Data for processing Block Start
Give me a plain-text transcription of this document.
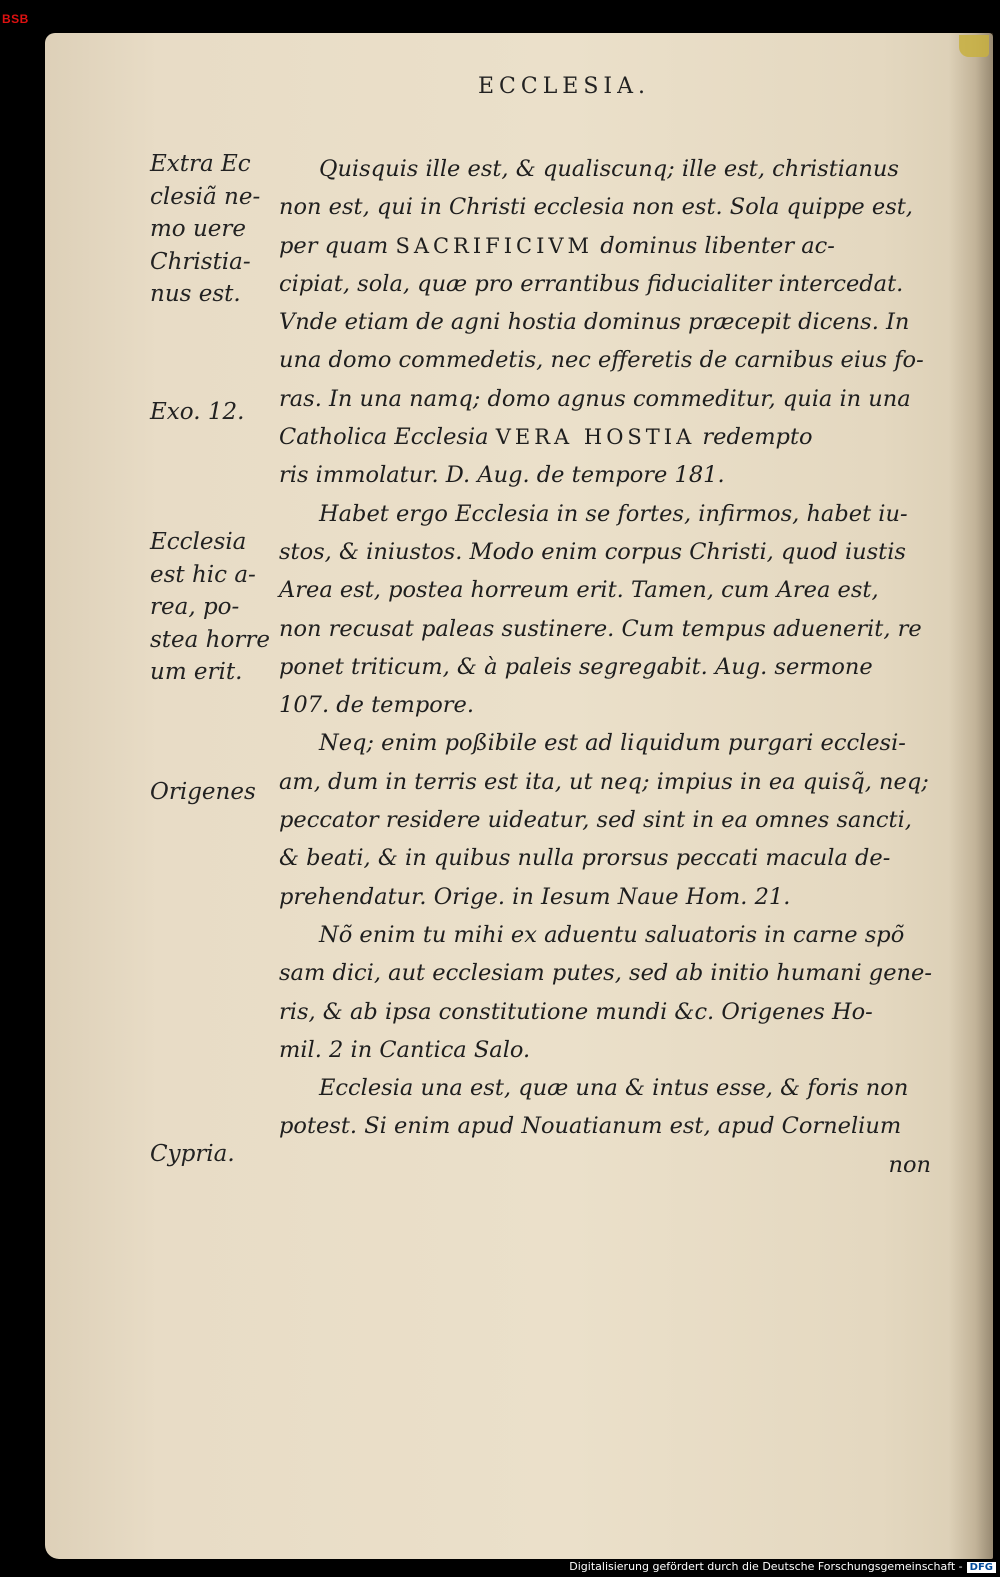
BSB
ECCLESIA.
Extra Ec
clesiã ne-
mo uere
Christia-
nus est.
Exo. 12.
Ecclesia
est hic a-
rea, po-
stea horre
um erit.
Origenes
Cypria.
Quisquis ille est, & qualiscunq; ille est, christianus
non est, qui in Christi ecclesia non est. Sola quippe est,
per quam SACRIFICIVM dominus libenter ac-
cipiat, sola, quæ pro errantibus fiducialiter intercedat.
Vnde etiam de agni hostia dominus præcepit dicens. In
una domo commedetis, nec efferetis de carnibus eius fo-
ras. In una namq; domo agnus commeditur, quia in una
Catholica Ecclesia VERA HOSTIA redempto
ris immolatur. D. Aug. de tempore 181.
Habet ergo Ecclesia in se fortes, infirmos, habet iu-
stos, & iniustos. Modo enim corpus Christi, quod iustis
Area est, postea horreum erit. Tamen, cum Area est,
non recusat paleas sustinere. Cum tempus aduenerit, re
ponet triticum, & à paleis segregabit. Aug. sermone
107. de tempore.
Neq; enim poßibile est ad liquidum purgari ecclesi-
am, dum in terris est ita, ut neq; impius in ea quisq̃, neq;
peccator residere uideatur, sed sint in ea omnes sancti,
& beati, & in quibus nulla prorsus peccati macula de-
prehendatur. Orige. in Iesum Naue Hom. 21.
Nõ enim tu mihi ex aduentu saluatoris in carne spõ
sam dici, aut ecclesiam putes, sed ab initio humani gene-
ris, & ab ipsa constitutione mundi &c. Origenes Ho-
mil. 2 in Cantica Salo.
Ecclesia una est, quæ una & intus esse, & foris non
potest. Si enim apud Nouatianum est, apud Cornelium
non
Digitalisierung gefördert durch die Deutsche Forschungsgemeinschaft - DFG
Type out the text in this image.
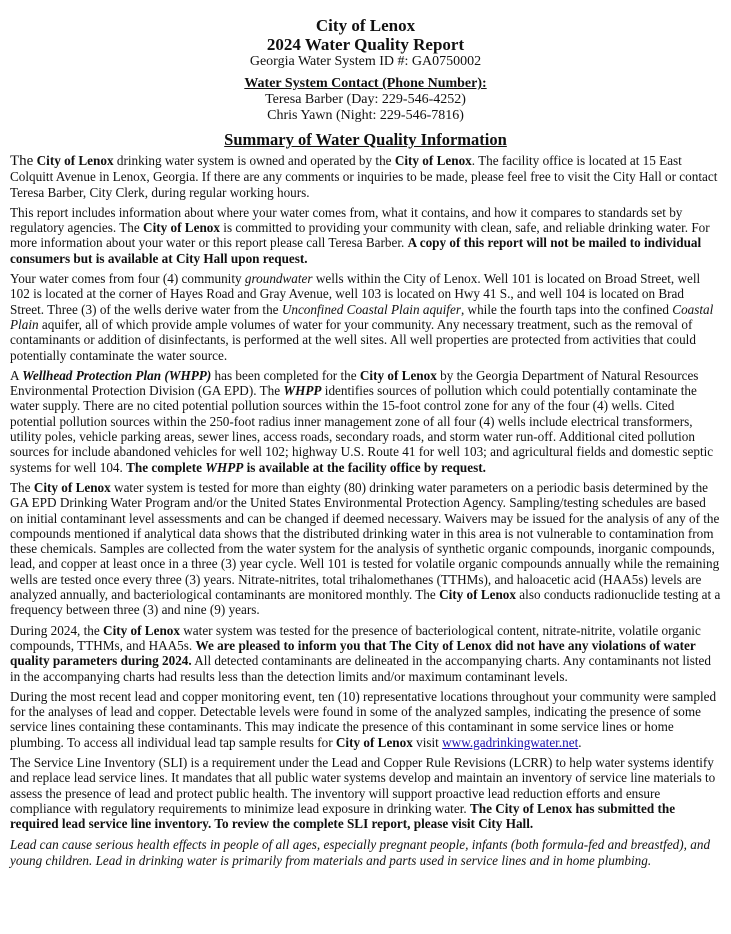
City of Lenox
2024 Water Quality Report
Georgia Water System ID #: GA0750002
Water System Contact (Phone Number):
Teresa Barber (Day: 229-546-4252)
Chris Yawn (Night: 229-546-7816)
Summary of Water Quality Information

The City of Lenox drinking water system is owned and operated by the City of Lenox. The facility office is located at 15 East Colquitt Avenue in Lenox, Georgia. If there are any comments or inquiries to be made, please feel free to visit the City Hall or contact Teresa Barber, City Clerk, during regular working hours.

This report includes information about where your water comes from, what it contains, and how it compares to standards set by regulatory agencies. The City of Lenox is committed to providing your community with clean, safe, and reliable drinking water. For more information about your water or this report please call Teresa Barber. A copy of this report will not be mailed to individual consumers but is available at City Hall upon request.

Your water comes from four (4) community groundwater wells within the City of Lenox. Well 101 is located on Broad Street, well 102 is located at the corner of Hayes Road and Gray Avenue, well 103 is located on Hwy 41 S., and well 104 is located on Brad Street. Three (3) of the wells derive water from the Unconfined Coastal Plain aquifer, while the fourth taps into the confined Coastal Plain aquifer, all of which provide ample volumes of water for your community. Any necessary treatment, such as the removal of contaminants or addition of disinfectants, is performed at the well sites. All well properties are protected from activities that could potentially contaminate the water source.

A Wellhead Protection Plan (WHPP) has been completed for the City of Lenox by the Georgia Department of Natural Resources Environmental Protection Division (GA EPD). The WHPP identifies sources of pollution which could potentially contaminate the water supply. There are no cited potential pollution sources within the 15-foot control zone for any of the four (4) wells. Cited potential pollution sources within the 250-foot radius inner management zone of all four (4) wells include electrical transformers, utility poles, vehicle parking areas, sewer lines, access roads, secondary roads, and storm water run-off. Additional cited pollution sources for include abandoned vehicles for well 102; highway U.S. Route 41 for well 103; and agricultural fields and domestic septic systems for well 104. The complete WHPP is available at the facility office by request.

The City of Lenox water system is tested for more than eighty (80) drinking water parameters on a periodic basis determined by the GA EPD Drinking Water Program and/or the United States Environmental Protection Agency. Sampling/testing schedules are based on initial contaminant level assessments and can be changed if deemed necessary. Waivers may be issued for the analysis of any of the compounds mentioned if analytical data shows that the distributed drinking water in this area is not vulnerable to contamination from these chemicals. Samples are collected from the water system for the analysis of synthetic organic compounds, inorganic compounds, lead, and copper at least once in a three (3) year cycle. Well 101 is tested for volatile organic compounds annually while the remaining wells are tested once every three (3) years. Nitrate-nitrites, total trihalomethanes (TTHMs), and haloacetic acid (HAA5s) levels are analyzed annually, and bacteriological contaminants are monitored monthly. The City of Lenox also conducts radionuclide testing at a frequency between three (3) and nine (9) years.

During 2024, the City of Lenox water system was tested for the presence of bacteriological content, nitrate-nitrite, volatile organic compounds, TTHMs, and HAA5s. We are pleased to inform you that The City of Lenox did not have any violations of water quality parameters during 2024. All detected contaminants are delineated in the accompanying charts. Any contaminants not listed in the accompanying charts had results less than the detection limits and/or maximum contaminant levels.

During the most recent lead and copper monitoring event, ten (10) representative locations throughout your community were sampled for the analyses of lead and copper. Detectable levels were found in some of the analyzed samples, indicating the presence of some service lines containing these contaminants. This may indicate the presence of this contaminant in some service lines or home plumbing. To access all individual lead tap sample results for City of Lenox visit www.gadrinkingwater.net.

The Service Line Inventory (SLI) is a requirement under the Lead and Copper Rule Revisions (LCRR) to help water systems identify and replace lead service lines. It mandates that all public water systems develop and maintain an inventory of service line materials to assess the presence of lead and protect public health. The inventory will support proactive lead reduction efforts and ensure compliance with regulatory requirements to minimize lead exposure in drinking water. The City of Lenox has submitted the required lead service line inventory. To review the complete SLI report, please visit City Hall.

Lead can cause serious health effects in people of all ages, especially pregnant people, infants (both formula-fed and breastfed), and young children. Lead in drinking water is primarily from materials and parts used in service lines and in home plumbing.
Data for processing Block End
Activity: From the material above, output every line exactly as written, dropping any picture.

Completed task:
Give me a plain-text transcription of this document.
BSB
ECCLESIA.
Extra Ec
clesiã ne-
mo uere
Christia-
nus est.
Exo. 12.
Ecclesia
est hic a-
rea, po-
stea horre
um erit.
Origenes
Cypria.
Quisquis ille est, & qualiscunq; ille est, christianus
non est, qui in Christi ecclesia non est. Sola quippe est,
per quam SACRIFICIVM dominus libenter ac-
cipiat, sola, quæ pro errantibus fiducialiter intercedat.
Vnde etiam de agni hostia dominus præcepit dicens. In
una domo commedetis, nec efferetis de carnibus eius fo-
ras. In una namq; domo agnus commeditur, quia in una
Catholica Ecclesia VERA HOSTIA redempto
ris immolatur. D. Aug. de tempore 181.
Habet ergo Ecclesia in se fortes, infirmos, habet iu-
stos, & iniustos. Modo enim corpus Christi, quod iustis
Area est, postea horreum erit. Tamen, cum Area est,
non recusat paleas sustinere. Cum tempus aduenerit, re
ponet triticum, & à paleis segregabit. Aug. sermone
107. de tempore.
Neq; enim poßibile est ad liquidum purgari ecclesi-
am, dum in terris est ita, ut neq; impius in ea quisq̃, neq;
peccator residere uideatur, sed sint in ea omnes sancti,
& beati, & in quibus nulla prorsus peccati macula de-
prehendatur. Orige. in Iesum Naue Hom. 21.
Nõ enim tu mihi ex aduentu saluatoris in carne spõ
sam dici, aut ecclesiam putes, sed ab initio humani gene-
ris, & ab ipsa constitutione mundi &c. Origenes Ho-
mil. 2 in Cantica Salo.
Ecclesia una est, quæ una & intus esse, & foris non
potest. Si enim apud Nouatianum est, apud Cornelium
non
Digitalisierung gefördert durch die Deutsche Forschungsgemeinschaft - DFG
Type out the text in this image.
City of Lenox
2024 Water Quality Report
Georgia Water System ID #: GA0750002
Water System Contact (Phone Number):
Teresa Barber (Day: 229-546-4252)
Chris Yawn (Night: 229-546-7816)
Summary of Water Quality Information

The City of Lenox drinking water system is owned and operated by the City of Lenox. The facility office is located at 15 East Colquitt Avenue in Lenox, Georgia. If there are any comments or inquiries to be made, please feel free to visit the City Hall or contact Teresa Barber, City Clerk, during regular working hours.

This report includes information about where your water comes from, what it contains, and how it compares to standards set by regulatory agencies. The City of Lenox is committed to providing your community with clean, safe, and reliable drinking water. For more information about your water or this report please call Teresa Barber. A copy of this report will not be mailed to individual consumers but is available at City Hall upon request.

Your water comes from four (4) community groundwater wells within the City of Lenox. Well 101 is located on Broad Street, well 102 is located at the corner of Hayes Road and Gray Avenue, well 103 is located on Hwy 41 S., and well 104 is located on Brad Street. Three (3) of the wells derive water from the Unconfined Coastal Plain aquifer, while the fourth taps into the confined Coastal Plain aquifer, all of which provide ample volumes of water for your community. Any necessary treatment, such as the removal of contaminants or addition of disinfectants, is performed at the well sites. All well properties are protected from activities that could potentially contaminate the water source.

A Wellhead Protection Plan (WHPP) has been completed for the City of Lenox by the Georgia Department of Natural Resources Environmental Protection Division (GA EPD). The WHPP identifies sources of pollution which could potentially contaminate the water supply. There are no cited potential pollution sources within the 15-foot control zone for any of the four (4) wells. Cited potential pollution sources within the 250-foot radius inner management zone of all four (4) wells include electrical transformers, utility poles, vehicle parking areas, sewer lines, access roads, secondary roads, and storm water run-off. Additional cited pollution sources for include abandoned vehicles for well 102; highway U.S. Route 41 for well 103; and agricultural fields and domestic septic systems for well 104. The complete WHPP is available at the facility office by request.

The City of Lenox water system is tested for more than eighty (80) drinking water parameters on a periodic basis determined by the GA EPD Drinking Water Program and/or the United States Environmental Protection Agency. Sampling/testing schedules are based on initial contaminant level assessments and can be changed if deemed necessary. Waivers may be issued for the analysis of any of the compounds mentioned if analytical data shows that the distributed drinking water in this area is not vulnerable to contamination from these chemicals. Samples are collected from the water system for the analysis of synthetic organic compounds, inorganic compounds, lead, and copper at least once in a three (3) year cycle. Well 101 is tested for volatile organic compounds annually while the remaining wells are tested once every three (3) years. Nitrate-nitrites, total trihalomethanes (TTHMs), and haloacetic acid (HAA5s) levels are analyzed annually, and bacteriological contaminants are monitored monthly. The City of Lenox also conducts radionuclide testing at a frequency between three (3) and nine (9) years.

During 2024, the City of Lenox water system was tested for the presence of bacteriological content, nitrate-nitrite, volatile organic compounds, TTHMs, and HAA5s. We are pleased to inform you that The City of Lenox did not have any violations of water quality parameters during 2024. All detected contaminants are delineated in the accompanying charts. Any contaminants not listed in the accompanying charts had results less than the detection limits and/or maximum contaminant levels.

During the most recent lead and copper monitoring event, ten (10) representative locations throughout your community were sampled for the analyses of lead and copper. Detectable levels were found in some of the analyzed samples, indicating the presence of some service lines containing these contaminants. This may indicate the presence of this contaminant in some service lines or home plumbing. To access all individual lead tap sample results for City of Lenox visit www.gadrinkingwater.net.

The Service Line Inventory (SLI) is a requirement under the Lead and Copper Rule Revisions (LCRR) to help water systems identify and replace lead service lines. It mandates that all public water systems develop and maintain an inventory of service line materials to assess the presence of lead and protect public health. The inventory will support proactive lead reduction efforts and ensure compliance with regulatory requirements to minimize lead exposure in drinking water. The City of Lenox has submitted the required lead service line inventory. To review the complete SLI report, please visit City Hall.

Lead can cause serious health effects in people of all ages, especially pregnant people, infants (both formula-fed and breastfed), and young children. Lead in drinking water is primarily from materials and parts used in service lines and in home plumbing.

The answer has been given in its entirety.